Exercise task
Write every line of the material out exactly as shown.

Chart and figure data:
--- BEGIN ---
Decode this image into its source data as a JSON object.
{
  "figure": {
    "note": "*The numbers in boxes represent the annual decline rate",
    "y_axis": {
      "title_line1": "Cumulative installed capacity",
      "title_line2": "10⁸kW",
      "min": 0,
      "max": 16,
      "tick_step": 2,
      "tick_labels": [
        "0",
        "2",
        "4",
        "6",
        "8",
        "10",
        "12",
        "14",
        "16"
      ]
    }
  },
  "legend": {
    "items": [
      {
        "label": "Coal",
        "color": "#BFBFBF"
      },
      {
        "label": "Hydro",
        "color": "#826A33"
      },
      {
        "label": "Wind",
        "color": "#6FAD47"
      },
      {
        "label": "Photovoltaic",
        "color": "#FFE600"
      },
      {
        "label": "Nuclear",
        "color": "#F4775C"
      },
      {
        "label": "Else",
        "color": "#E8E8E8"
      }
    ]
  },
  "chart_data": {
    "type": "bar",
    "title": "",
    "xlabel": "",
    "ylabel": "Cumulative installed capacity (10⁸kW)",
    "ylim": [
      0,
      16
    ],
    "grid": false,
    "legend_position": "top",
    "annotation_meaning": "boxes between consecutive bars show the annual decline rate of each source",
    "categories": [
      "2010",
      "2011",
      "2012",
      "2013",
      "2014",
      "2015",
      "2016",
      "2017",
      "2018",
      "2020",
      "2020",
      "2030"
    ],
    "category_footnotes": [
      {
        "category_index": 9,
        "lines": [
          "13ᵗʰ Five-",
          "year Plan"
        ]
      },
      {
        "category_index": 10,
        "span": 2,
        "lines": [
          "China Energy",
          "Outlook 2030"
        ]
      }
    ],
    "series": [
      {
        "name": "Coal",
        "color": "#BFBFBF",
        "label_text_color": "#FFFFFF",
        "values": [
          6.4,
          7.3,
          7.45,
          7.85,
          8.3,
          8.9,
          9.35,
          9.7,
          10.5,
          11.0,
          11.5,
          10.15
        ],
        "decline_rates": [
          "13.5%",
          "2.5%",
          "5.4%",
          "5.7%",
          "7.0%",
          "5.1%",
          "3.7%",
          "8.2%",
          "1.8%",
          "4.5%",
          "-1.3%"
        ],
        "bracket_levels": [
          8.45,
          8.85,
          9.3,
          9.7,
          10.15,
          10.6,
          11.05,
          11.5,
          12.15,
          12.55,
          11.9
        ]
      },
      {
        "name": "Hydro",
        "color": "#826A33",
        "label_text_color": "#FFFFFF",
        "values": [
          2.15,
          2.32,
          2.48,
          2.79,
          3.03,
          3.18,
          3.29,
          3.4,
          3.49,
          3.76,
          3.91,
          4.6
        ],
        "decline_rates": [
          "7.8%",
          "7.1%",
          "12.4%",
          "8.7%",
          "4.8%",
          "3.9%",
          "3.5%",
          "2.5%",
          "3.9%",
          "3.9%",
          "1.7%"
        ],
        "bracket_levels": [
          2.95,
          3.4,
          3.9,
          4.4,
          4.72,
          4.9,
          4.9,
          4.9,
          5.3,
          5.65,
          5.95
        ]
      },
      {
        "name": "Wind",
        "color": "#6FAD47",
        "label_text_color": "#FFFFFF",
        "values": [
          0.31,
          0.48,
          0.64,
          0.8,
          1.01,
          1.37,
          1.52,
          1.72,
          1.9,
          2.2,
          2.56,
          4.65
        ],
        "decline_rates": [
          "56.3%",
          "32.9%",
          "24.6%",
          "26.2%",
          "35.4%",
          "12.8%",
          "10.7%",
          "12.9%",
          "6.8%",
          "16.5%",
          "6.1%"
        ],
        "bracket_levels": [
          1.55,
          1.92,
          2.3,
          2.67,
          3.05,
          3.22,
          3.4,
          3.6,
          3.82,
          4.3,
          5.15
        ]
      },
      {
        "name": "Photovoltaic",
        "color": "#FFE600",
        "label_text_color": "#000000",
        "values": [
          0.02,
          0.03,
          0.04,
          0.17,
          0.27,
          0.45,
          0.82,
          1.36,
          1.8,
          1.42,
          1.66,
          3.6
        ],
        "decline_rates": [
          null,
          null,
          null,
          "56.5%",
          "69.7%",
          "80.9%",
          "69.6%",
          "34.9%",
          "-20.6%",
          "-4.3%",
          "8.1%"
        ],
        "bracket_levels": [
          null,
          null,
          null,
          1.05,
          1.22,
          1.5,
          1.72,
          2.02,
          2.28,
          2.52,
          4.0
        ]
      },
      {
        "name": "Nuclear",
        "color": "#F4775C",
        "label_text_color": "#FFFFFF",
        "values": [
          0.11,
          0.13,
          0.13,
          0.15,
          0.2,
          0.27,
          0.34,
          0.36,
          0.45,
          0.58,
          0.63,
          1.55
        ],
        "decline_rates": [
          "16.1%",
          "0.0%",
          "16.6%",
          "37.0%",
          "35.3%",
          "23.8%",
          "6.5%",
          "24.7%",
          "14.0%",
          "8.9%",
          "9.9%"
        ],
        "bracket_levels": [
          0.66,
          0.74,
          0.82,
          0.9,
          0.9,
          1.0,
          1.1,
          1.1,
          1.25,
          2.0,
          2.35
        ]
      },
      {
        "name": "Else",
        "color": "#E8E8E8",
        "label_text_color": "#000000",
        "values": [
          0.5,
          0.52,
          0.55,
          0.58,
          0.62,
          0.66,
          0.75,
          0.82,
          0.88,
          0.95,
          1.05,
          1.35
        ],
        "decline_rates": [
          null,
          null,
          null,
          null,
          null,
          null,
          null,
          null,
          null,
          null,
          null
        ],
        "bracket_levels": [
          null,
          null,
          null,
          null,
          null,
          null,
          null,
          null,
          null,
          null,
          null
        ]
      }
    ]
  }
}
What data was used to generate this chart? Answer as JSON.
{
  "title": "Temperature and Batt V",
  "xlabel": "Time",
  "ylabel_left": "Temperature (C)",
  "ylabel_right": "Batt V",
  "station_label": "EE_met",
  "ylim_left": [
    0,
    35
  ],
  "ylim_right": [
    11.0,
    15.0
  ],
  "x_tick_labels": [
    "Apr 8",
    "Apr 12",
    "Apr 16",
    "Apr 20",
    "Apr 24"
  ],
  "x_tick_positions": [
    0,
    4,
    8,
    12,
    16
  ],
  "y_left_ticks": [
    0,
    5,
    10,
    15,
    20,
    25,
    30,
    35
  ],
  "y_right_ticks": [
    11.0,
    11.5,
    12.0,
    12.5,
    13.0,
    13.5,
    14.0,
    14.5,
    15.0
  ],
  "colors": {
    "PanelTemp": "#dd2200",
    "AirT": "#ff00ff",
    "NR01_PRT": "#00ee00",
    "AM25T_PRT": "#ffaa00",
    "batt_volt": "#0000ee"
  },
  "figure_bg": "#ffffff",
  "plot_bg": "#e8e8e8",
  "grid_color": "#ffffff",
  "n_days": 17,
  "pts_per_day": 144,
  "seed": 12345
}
--- END ---
Answer to this problem
Decode this image into its source data as a JSON object.
{
  "figure": {
    "note": "*The numbers in boxes represent the annual decline rate",
    "y_axis": {
      "title_line1": "Cumulative installed capacity",
      "title_line2": "10⁸kW",
      "min": 0,
      "max": 16,
      "tick_step": 2,
      "tick_labels": [
        "0",
        "2",
        "4",
        "6",
        "8",
        "10",
        "12",
        "14",
        "16"
      ]
    }
  },
  "legend": {
    "items": [
      {
        "label": "Coal",
        "color": "#BFBFBF"
      },
      {
        "label": "Hydro",
        "color": "#826A33"
      },
      {
        "label": "Wind",
        "color": "#6FAD47"
      },
      {
        "label": "Photovoltaic",
        "color": "#FFE600"
      },
      {
        "label": "Nuclear",
        "color": "#F4775C"
      },
      {
        "label": "Else",
        "color": "#E8E8E8"
      }
    ]
  },
  "chart_data": {
    "type": "bar",
    "title": "",
    "xlabel": "",
    "ylabel": "Cumulative installed capacity (10⁸kW)",
    "ylim": [
      0,
      16
    ],
    "grid": false,
    "legend_position": "top",
    "annotation_meaning": "boxes between consecutive bars show the annual decline rate of each source",
    "categories": [
      "2010",
      "2011",
      "2012",
      "2013",
      "2014",
      "2015",
      "2016",
      "2017",
      "2018",
      "2020",
      "2020",
      "2030"
    ],
    "category_footnotes": [
      {
        "category_index": 9,
        "lines": [
          "13ᵗʰ Five-",
          "year Plan"
        ]
      },
      {
        "category_index": 10,
        "span": 2,
        "lines": [
          "China Energy",
          "Outlook 2030"
        ]
      }
    ],
    "series": [
      {
        "name": "Coal",
        "color": "#BFBFBF",
        "label_text_color": "#FFFFFF",
        "values": [
          6.4,
          7.3,
          7.45,
          7.85,
          8.3,
          8.9,
          9.35,
          9.7,
          10.5,
          11.0,
          11.5,
          10.15
        ],
        "decline_rates": [
          "13.5%",
          "2.5%",
          "5.4%",
          "5.7%",
          "7.0%",
          "5.1%",
          "3.7%",
          "8.2%",
          "1.8%",
          "4.5%",
          "-1.3%"
        ],
        "bracket_levels": [
          8.45,
          8.85,
          9.3,
          9.7,
          10.15,
          10.6,
          11.05,
          11.5,
          12.15,
          12.55,
          11.9
        ]
      },
      {
        "name": "Hydro",
        "color": "#826A33",
        "label_text_color": "#FFFFFF",
        "values": [
          2.15,
          2.32,
          2.48,
          2.79,
          3.03,
          3.18,
          3.29,
          3.4,
          3.49,
          3.76,
          3.91,
          4.6
        ],
        "decline_rates": [
          "7.8%",
          "7.1%",
          "12.4%",
          "8.7%",
          "4.8%",
          "3.9%",
          "3.5%",
          "2.5%",
          "3.9%",
          "3.9%",
          "1.7%"
        ],
        "bracket_levels": [
          2.95,
          3.4,
          3.9,
          4.4,
          4.72,
          4.9,
          4.9,
          4.9,
          5.3,
          5.65,
          5.95
        ]
      },
      {
        "name": "Wind",
        "color": "#6FAD47",
        "label_text_color": "#FFFFFF",
        "values": [
          0.31,
          0.48,
          0.64,
          0.8,
          1.01,
          1.37,
          1.52,
          1.72,
          1.9,
          2.2,
          2.56,
          4.65
        ],
        "decline_rates": [
          "56.3%",
          "32.9%",
          "24.6%",
          "26.2%",
          "35.4%",
          "12.8%",
          "10.7%",
          "12.9%",
          "6.8%",
          "16.5%",
          "6.1%"
        ],
        "bracket_levels": [
          1.55,
          1.92,
          2.3,
          2.67,
          3.05,
          3.22,
          3.4,
          3.6,
          3.82,
          4.3,
          5.15
        ]
      },
      {
        "name": "Photovoltaic",
        "color": "#FFE600",
        "label_text_color": "#000000",
        "values": [
          0.02,
          0.03,
          0.04,
          0.17,
          0.27,
          0.45,
          0.82,
          1.36,
          1.8,
          1.42,
          1.66,
          3.6
        ],
        "decline_rates": [
          null,
          null,
          null,
          "56.5%",
          "69.7%",
          "80.9%",
          "69.6%",
          "34.9%",
          "-20.6%",
          "-4.3%",
          "8.1%"
        ],
        "bracket_levels": [
          null,
          null,
          null,
          1.05,
          1.22,
          1.5,
          1.72,
          2.02,
          2.28,
          2.52,
          4.0
        ]
      },
      {
        "name": "Nuclear",
        "color": "#F4775C",
        "label_text_color": "#FFFFFF",
        "values": [
          0.11,
          0.13,
          0.13,
          0.15,
          0.2,
          0.27,
          0.34,
          0.36,
          0.45,
          0.58,
          0.63,
          1.55
        ],
        "decline_rates": [
          "16.1%",
          "0.0%",
          "16.6%",
          "37.0%",
          "35.3%",
          "23.8%",
          "6.5%",
          "24.7%",
          "14.0%",
          "8.9%",
          "9.9%"
        ],
        "bracket_levels": [
          0.66,
          0.74,
          0.82,
          0.9,
          0.9,
          1.0,
          1.1,
          1.1,
          1.25,
          2.0,
          2.35
        ]
      },
      {
        "name": "Else",
        "color": "#E8E8E8",
        "label_text_color": "#000000",
        "values": [
          0.5,
          0.52,
          0.55,
          0.58,
          0.62,
          0.66,
          0.75,
          0.82,
          0.88,
          0.95,
          1.05,
          1.35
        ],
        "decline_rates": [
          null,
          null,
          null,
          null,
          null,
          null,
          null,
          null,
          null,
          null,
          null
        ],
        "bracket_levels": [
          null,
          null,
          null,
          null,
          null,
          null,
          null,
          null,
          null,
          null,
          null
        ]
      }
    ]
  }
}
What data was used to generate this chart? Answer as JSON.
{
  "title": "Temperature and Batt V",
  "xlabel": "Time",
  "ylabel_left": "Temperature (C)",
  "ylabel_right": "Batt V",
  "station_label": "EE_met",
  "ylim_left": [
    0,
    35
  ],
  "ylim_right": [
    11.0,
    15.0
  ],
  "x_tick_labels": [
    "Apr 8",
    "Apr 12",
    "Apr 16",
    "Apr 20",
    "Apr 24"
  ],
  "x_tick_positions": [
    0,
    4,
    8,
    12,
    16
  ],
  "y_left_ticks": [
    0,
    5,
    10,
    15,
    20,
    25,
    30,
    35
  ],
  "y_right_ticks": [
    11.0,
    11.5,
    12.0,
    12.5,
    13.0,
    13.5,
    14.0,
    14.5,
    15.0
  ],
  "colors": {
    "PanelTemp": "#dd2200",
    "AirT": "#ff00ff",
    "NR01_PRT": "#00ee00",
    "AM25T_PRT": "#ffaa00",
    "batt_volt": "#0000ee"
  },
  "figure_bg": "#ffffff",
  "plot_bg": "#e8e8e8",
  "grid_color": "#ffffff",
  "n_days": 17,
  "pts_per_day": 144,
  "seed": 12345
}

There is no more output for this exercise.